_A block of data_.
====

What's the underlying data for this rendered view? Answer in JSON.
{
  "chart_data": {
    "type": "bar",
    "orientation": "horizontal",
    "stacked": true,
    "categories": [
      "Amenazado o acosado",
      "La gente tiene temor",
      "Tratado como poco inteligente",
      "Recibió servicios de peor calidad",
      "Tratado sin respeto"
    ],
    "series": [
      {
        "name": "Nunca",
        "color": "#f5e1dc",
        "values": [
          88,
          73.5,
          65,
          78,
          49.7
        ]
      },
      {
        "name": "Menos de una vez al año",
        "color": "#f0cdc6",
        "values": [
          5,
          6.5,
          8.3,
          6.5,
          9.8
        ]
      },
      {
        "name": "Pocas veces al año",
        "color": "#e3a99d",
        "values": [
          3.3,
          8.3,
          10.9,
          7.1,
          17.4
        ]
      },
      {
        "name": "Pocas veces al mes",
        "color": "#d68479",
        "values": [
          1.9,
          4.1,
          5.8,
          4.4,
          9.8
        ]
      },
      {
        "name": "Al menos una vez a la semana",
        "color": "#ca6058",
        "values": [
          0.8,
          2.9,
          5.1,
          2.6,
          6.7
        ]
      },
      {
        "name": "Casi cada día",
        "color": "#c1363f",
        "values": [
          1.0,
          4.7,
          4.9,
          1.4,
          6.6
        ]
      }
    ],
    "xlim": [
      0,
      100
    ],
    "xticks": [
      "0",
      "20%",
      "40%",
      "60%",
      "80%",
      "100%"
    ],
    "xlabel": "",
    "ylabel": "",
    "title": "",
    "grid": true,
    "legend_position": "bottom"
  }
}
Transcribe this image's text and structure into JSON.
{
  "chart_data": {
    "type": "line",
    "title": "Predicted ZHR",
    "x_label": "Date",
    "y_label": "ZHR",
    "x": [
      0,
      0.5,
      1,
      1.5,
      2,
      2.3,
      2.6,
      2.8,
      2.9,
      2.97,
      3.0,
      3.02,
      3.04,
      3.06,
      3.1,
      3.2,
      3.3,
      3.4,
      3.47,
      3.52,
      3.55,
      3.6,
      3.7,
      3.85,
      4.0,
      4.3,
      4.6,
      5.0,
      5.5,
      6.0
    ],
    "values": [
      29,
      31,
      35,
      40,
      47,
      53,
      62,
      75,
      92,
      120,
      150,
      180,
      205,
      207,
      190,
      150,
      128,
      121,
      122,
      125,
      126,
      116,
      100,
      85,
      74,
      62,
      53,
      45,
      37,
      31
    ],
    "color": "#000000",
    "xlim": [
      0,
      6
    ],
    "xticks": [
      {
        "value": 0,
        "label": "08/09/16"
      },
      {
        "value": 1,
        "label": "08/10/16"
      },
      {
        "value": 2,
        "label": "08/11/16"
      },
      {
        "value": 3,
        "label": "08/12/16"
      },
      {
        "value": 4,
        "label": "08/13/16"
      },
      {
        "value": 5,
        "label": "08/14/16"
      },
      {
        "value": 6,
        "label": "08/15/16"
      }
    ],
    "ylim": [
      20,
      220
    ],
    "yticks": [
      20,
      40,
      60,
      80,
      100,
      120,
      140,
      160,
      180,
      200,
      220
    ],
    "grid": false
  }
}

====

_Task to carry out_.
Find every line that holds "Pocas" and copy it.

_Written solution_.
        "name": "Pocas veces al año",
        "name": "Pocas veces al mes",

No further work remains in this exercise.